- **Extracted data**:
• • •
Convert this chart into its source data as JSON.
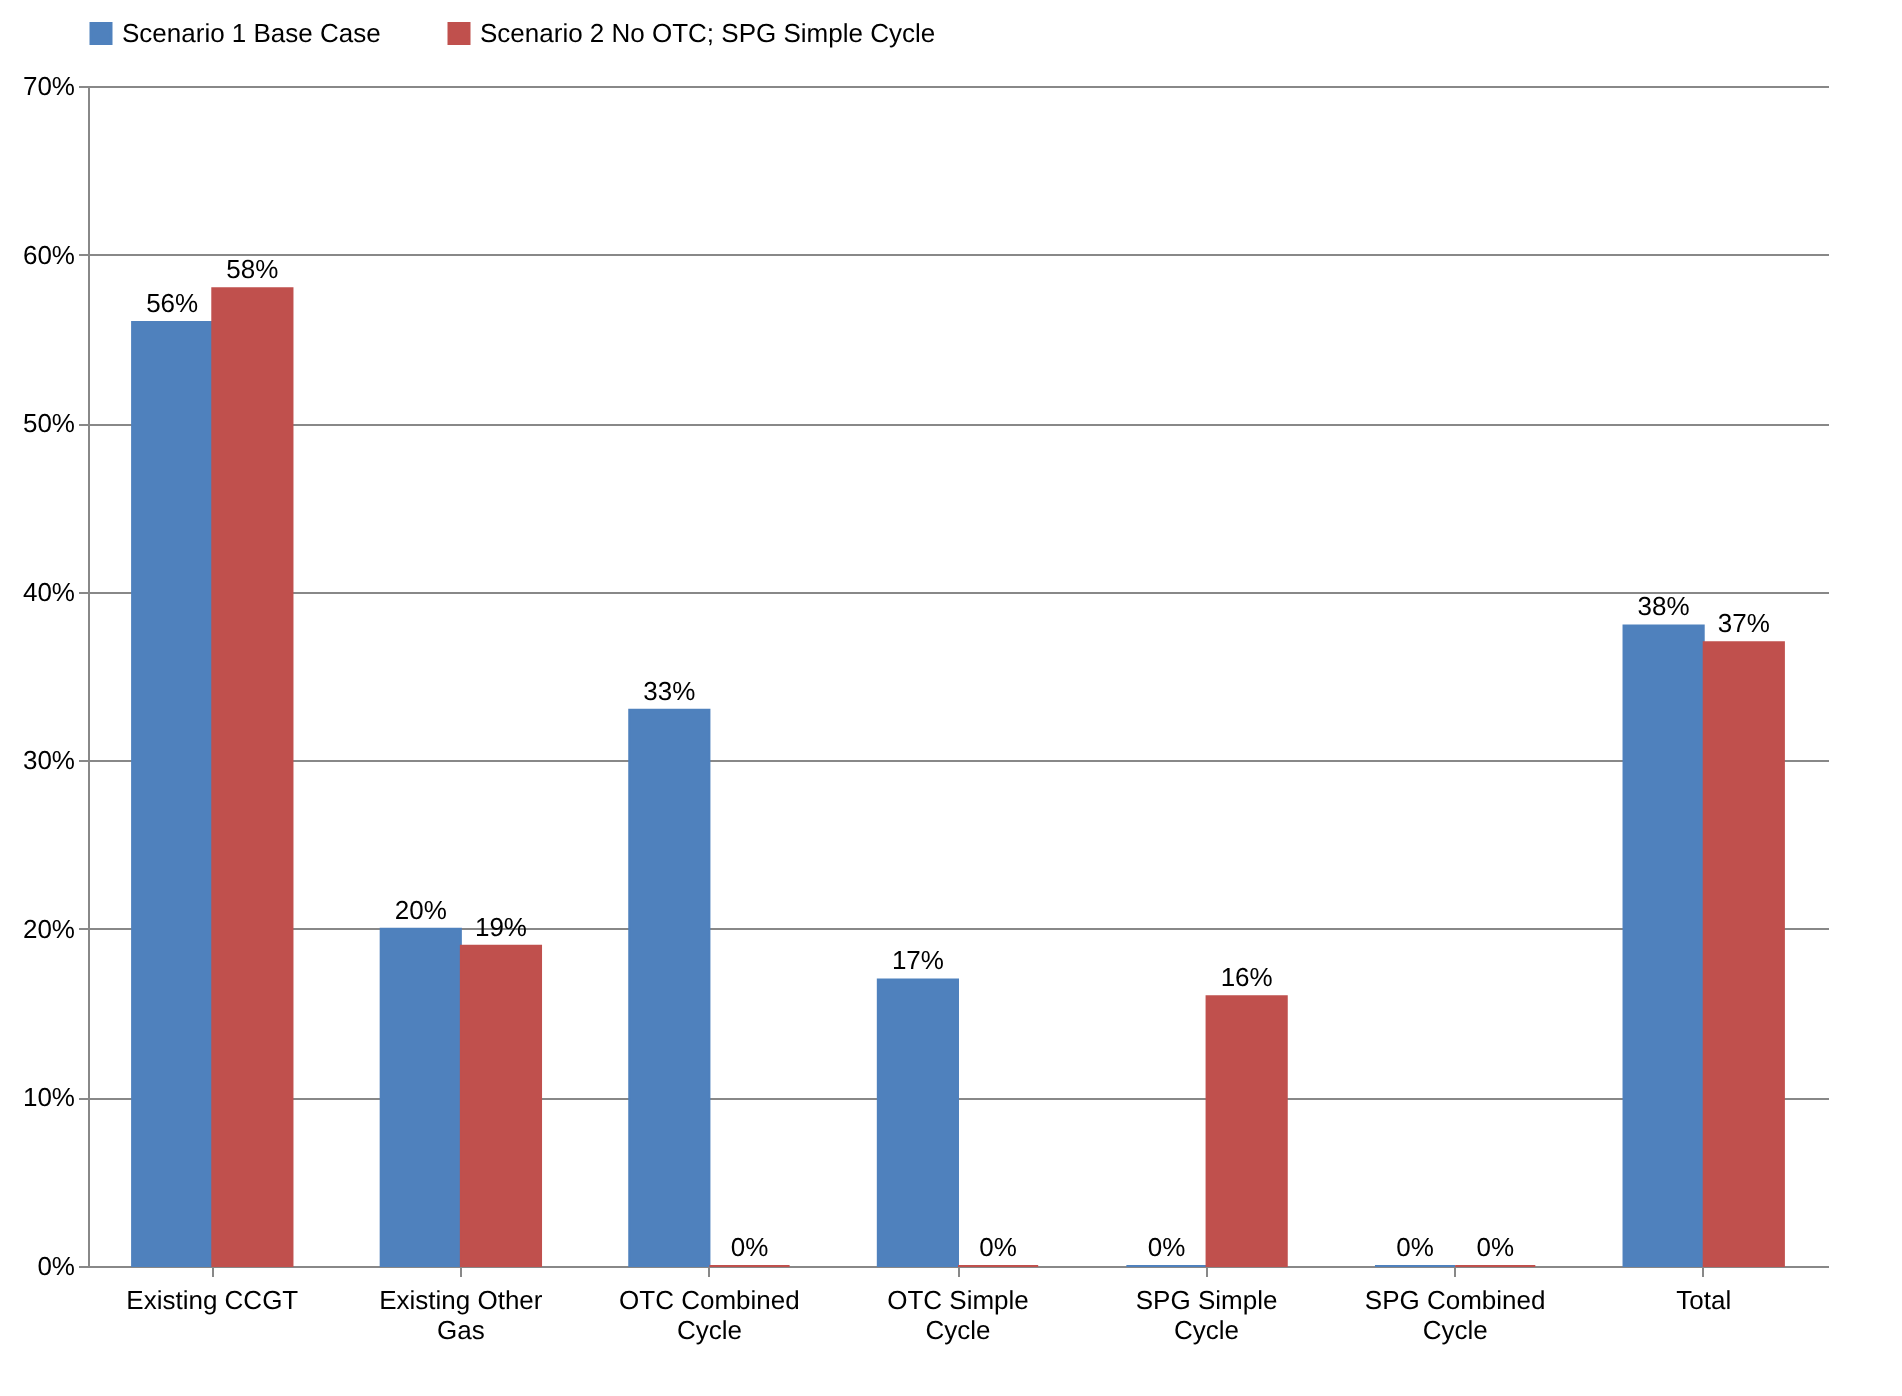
{
  "chart_data": {
    "type": "bar",
    "categories": [
      "Existing CCGT",
      "Existing Other Gas",
      "OTC Combined Cycle",
      "OTC Simple Cycle",
      "SPG Simple Cycle",
      "SPG Combined Cycle",
      "Total"
    ],
    "series": [
      {
        "name": "Scenario 1 Base Case",
        "color": "#4f81bd",
        "values": [
          56,
          20,
          33,
          17,
          0,
          0,
          38
        ],
        "value_labels": [
          "56%",
          "20%",
          "33%",
          "17%",
          "0%",
          "0%",
          "38%"
        ]
      },
      {
        "name": "Scenario 2 No OTC; SPG Simple Cycle",
        "color": "#c0504d",
        "values": [
          58,
          19,
          0,
          0,
          16,
          0,
          37
        ],
        "value_labels": [
          "58%",
          "19%",
          "0%",
          "0%",
          "16%",
          "0%",
          "37%"
        ]
      }
    ],
    "ylim": [
      0,
      70
    ],
    "yticks": [
      {
        "value": 0,
        "label": "0%"
      },
      {
        "value": 10,
        "label": "10%"
      },
      {
        "value": 20,
        "label": "20%"
      },
      {
        "value": 30,
        "label": "30%"
      },
      {
        "value": 40,
        "label": "40%"
      },
      {
        "value": 50,
        "label": "50%"
      },
      {
        "value": 60,
        "label": "60%"
      },
      {
        "value": 70,
        "label": "70%"
      }
    ],
    "grid": "y",
    "legend": "top"
  }
}
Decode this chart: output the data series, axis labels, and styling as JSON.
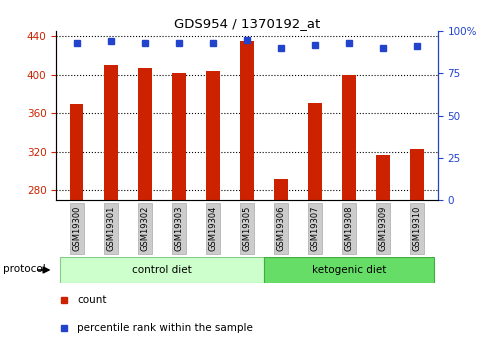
{
  "title": "GDS954 / 1370192_at",
  "samples": [
    "GSM19300",
    "GSM19301",
    "GSM19302",
    "GSM19303",
    "GSM19304",
    "GSM19305",
    "GSM19306",
    "GSM19307",
    "GSM19308",
    "GSM19309",
    "GSM19310"
  ],
  "counts": [
    370,
    410,
    407,
    402,
    404,
    435,
    292,
    371,
    400,
    317,
    323
  ],
  "percentile_ranks": [
    93,
    94,
    93,
    93,
    93,
    95,
    90,
    92,
    93,
    90,
    91
  ],
  "ylim_left": [
    270,
    445
  ],
  "ylim_right": [
    0,
    100
  ],
  "yticks_left": [
    280,
    320,
    360,
    400,
    440
  ],
  "yticks_right": [
    0,
    25,
    50,
    75,
    100
  ],
  "bar_color": "#cc2200",
  "dot_color": "#2244cc",
  "background_color": "#ffffff",
  "plot_bg_color": "#ffffff",
  "tick_label_color_left": "#cc2200",
  "tick_label_color_right": "#2244cc",
  "groups": [
    {
      "label": "control diet",
      "start": 0,
      "end": 5,
      "color": "#ccffcc",
      "border_color": "#88cc88"
    },
    {
      "label": "ketogenic diet",
      "start": 6,
      "end": 10,
      "color": "#66dd66",
      "border_color": "#44aa44"
    }
  ],
  "protocol_label": "protocol",
  "legend": [
    {
      "color": "#cc2200",
      "label": "count"
    },
    {
      "color": "#2244cc",
      "label": "percentile rank within the sample"
    }
  ],
  "bar_width": 0.4,
  "label_box_color": "#cccccc",
  "label_box_edge_color": "#aaaaaa"
}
• • •
- **Job**:
Give back every line exactly as it stands, pictures excluded.

- **Finished task**:
Convert this chart into its source data as JSON.
{
  "chart_data": {
    "type": "bar",
    "categories": [
      "Existing CCGT",
      "Existing Other Gas",
      "OTC Combined Cycle",
      "OTC Simple Cycle",
      "SPG Simple Cycle",
      "SPG Combined Cycle",
      "Total"
    ],
    "series": [
      {
        "name": "Scenario 1 Base Case",
        "color": "#4f81bd",
        "values": [
          56,
          20,
          33,
          17,
          0,
          0,
          38
        ],
        "value_labels": [
          "56%",
          "20%",
          "33%",
          "17%",
          "0%",
          "0%",
          "38%"
        ]
      },
      {
        "name": "Scenario 2 No OTC; SPG Simple Cycle",
        "color": "#c0504d",
        "values": [
          58,
          19,
          0,
          0,
          16,
          0,
          37
        ],
        "value_labels": [
          "58%",
          "19%",
          "0%",
          "0%",
          "16%",
          "0%",
          "37%"
        ]
      }
    ],
    "ylim": [
      0,
      70
    ],
    "yticks": [
      {
        "value": 0,
        "label": "0%"
      },
      {
        "value": 10,
        "label": "10%"
      },
      {
        "value": 20,
        "label": "20%"
      },
      {
        "value": 30,
        "label": "30%"
      },
      {
        "value": 40,
        "label": "40%"
      },
      {
        "value": 50,
        "label": "50%"
      },
      {
        "value": 60,
        "label": "60%"
      },
      {
        "value": 70,
        "label": "70%"
      }
    ],
    "grid": "y",
    "legend": "top"
  }
}
Decode this chart: output the data series, axis labels, and styling as JSON.
{
  "title": "GDS954 / 1370192_at",
  "samples": [
    "GSM19300",
    "GSM19301",
    "GSM19302",
    "GSM19303",
    "GSM19304",
    "GSM19305",
    "GSM19306",
    "GSM19307",
    "GSM19308",
    "GSM19309",
    "GSM19310"
  ],
  "counts": [
    370,
    410,
    407,
    402,
    404,
    435,
    292,
    371,
    400,
    317,
    323
  ],
  "percentile_ranks": [
    93,
    94,
    93,
    93,
    93,
    95,
    90,
    92,
    93,
    90,
    91
  ],
  "ylim_left": [
    270,
    445
  ],
  "ylim_right": [
    0,
    100
  ],
  "yticks_left": [
    280,
    320,
    360,
    400,
    440
  ],
  "yticks_right": [
    0,
    25,
    50,
    75,
    100
  ],
  "bar_color": "#cc2200",
  "dot_color": "#2244cc",
  "background_color": "#ffffff",
  "plot_bg_color": "#ffffff",
  "tick_label_color_left": "#cc2200",
  "tick_label_color_right": "#2244cc",
  "groups": [
    {
      "label": "control diet",
      "start": 0,
      "end": 5,
      "color": "#ccffcc",
      "border_color": "#88cc88"
    },
    {
      "label": "ketogenic diet",
      "start": 6,
      "end": 10,
      "color": "#66dd66",
      "border_color": "#44aa44"
    }
  ],
  "protocol_label": "protocol",
  "legend": [
    {
      "color": "#cc2200",
      "label": "count"
    },
    {
      "color": "#2244cc",
      "label": "percentile rank within the sample"
    }
  ],
  "bar_width": 0.4,
  "label_box_color": "#cccccc",
  "label_box_edge_color": "#aaaaaa"
}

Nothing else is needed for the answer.